- Records for processing

———

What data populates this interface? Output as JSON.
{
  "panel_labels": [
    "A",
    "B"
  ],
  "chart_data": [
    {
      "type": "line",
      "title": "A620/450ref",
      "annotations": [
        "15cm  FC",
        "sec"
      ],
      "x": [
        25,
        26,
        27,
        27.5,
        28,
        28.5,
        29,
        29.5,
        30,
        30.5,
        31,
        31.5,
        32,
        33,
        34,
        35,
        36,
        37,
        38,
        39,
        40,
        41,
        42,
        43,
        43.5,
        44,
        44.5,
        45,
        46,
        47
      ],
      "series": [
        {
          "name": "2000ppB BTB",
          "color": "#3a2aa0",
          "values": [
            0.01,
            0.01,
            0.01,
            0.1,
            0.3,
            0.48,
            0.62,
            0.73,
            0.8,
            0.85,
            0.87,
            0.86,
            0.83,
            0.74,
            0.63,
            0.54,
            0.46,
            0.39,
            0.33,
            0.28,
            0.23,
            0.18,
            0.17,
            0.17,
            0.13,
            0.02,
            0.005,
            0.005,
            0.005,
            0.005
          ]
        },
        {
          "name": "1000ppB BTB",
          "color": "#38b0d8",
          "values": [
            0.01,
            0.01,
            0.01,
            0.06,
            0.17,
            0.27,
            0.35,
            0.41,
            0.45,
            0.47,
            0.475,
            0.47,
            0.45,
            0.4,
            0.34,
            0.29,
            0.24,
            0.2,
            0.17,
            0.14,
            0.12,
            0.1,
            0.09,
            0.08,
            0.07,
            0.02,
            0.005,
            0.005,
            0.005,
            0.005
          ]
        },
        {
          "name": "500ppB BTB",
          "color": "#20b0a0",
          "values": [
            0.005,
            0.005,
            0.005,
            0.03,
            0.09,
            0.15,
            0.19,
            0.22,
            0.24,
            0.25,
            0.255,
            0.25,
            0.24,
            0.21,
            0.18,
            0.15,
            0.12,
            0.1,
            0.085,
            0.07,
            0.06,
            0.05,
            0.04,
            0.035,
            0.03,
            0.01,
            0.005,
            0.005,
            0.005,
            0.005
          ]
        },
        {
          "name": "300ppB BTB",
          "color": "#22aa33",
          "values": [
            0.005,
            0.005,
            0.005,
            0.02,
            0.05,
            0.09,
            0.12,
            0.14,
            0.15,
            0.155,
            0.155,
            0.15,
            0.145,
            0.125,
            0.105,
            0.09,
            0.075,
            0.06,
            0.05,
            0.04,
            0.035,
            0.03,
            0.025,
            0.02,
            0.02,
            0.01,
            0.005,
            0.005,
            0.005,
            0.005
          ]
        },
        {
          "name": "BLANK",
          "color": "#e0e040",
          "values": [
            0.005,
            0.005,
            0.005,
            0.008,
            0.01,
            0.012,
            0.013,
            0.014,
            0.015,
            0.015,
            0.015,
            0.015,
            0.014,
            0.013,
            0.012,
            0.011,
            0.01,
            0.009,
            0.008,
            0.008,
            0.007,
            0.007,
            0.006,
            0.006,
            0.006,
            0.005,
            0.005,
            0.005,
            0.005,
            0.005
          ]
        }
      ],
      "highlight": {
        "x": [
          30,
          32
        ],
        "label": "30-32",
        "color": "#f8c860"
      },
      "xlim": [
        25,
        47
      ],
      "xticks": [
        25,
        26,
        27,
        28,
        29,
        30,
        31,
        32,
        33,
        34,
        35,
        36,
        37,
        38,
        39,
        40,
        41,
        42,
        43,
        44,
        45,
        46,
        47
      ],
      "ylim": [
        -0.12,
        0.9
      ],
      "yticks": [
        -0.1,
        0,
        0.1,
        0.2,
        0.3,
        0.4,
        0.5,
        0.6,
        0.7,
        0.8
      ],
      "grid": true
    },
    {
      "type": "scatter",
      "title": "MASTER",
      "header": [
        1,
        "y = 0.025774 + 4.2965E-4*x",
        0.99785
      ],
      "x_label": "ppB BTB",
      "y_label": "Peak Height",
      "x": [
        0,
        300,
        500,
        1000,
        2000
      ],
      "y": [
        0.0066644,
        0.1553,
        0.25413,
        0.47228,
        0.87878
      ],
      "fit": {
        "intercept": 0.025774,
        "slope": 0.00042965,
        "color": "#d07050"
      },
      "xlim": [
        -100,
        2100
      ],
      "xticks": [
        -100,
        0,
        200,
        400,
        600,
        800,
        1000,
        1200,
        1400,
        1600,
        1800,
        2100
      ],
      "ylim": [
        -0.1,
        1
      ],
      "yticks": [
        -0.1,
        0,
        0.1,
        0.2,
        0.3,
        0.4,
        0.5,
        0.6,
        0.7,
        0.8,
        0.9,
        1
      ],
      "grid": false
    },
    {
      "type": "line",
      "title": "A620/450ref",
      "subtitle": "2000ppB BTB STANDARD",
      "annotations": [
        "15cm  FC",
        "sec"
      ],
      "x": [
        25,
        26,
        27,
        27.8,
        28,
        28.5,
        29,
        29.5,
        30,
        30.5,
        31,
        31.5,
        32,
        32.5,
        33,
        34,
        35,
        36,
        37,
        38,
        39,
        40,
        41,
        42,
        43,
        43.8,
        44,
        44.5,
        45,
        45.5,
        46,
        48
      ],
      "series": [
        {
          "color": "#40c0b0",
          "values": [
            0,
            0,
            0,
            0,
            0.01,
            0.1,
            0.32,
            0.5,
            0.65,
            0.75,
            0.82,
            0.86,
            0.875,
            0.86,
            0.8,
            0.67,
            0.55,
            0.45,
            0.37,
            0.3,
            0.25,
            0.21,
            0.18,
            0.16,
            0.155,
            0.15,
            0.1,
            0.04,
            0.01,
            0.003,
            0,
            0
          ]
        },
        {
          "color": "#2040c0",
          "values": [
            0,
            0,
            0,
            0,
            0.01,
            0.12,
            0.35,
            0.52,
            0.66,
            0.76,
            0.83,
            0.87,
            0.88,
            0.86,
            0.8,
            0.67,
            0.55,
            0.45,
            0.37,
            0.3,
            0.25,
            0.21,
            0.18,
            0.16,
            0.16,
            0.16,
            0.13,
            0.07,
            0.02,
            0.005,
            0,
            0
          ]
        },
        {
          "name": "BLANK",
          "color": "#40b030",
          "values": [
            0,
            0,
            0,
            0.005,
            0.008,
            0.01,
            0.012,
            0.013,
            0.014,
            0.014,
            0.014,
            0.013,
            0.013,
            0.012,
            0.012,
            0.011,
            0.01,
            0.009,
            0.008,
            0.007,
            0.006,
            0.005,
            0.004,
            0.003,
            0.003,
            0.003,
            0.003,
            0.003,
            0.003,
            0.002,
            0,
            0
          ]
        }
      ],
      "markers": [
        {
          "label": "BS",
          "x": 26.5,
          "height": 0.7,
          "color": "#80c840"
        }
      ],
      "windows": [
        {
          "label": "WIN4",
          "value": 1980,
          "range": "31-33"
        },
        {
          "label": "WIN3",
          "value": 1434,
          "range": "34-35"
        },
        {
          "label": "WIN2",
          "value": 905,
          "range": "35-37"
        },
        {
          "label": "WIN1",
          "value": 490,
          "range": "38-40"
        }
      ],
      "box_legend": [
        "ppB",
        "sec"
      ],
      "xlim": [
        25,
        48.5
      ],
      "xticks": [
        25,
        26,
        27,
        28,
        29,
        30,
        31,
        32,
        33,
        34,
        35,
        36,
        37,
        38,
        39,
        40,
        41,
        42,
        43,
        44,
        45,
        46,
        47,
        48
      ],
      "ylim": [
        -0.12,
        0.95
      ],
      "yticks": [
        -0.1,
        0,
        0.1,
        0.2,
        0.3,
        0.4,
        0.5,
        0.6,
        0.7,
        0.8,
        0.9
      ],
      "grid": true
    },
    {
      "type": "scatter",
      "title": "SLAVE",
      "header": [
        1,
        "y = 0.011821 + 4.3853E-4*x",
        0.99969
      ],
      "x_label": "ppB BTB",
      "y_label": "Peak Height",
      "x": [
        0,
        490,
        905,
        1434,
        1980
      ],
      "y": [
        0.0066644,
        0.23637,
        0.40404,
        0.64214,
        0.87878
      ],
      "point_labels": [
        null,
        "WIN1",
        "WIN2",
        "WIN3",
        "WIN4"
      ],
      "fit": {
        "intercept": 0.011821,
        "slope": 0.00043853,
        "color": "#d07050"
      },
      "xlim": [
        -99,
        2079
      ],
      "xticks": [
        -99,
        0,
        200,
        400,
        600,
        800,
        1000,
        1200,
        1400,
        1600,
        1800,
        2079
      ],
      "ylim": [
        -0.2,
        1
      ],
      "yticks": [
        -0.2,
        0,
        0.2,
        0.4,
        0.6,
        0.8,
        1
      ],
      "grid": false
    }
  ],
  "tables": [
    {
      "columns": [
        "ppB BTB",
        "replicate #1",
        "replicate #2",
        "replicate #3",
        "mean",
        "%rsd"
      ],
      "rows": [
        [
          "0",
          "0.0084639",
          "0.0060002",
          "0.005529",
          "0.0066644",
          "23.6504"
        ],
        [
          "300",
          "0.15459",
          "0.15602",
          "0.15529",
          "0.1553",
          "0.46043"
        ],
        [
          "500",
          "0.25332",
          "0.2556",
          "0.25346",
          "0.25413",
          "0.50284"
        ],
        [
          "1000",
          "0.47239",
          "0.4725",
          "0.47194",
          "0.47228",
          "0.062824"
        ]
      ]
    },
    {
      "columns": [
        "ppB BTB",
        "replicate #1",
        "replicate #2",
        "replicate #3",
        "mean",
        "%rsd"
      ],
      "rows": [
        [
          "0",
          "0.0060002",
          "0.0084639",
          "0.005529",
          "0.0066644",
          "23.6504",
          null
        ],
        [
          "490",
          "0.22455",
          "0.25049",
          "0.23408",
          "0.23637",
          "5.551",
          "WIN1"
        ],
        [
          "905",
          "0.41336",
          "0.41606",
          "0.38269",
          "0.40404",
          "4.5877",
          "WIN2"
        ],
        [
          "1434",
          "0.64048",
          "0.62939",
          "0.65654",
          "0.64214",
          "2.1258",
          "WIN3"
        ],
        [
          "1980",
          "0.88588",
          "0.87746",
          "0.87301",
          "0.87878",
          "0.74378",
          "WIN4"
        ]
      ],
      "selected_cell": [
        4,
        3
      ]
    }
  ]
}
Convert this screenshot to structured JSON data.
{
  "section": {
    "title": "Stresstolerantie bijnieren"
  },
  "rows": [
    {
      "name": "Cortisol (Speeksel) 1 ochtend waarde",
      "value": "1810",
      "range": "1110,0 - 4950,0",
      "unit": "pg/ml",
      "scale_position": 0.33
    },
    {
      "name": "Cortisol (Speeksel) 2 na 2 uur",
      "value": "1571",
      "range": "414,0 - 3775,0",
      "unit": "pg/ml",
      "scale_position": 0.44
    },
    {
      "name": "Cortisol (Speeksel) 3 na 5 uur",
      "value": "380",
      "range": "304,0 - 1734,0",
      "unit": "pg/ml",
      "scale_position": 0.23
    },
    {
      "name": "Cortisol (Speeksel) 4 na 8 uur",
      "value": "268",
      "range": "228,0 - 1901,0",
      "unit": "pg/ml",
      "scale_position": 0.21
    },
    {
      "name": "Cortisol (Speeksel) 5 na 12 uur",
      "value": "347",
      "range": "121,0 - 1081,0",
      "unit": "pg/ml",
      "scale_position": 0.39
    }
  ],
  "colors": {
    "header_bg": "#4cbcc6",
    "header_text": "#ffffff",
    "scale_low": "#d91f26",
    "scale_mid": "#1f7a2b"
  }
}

———

- Problem to solve
Look through the records and gather each line with the word "JSON".

- Exercise output
What data populates this interface? Output as JSON.
Convert this screenshot to structured JSON data.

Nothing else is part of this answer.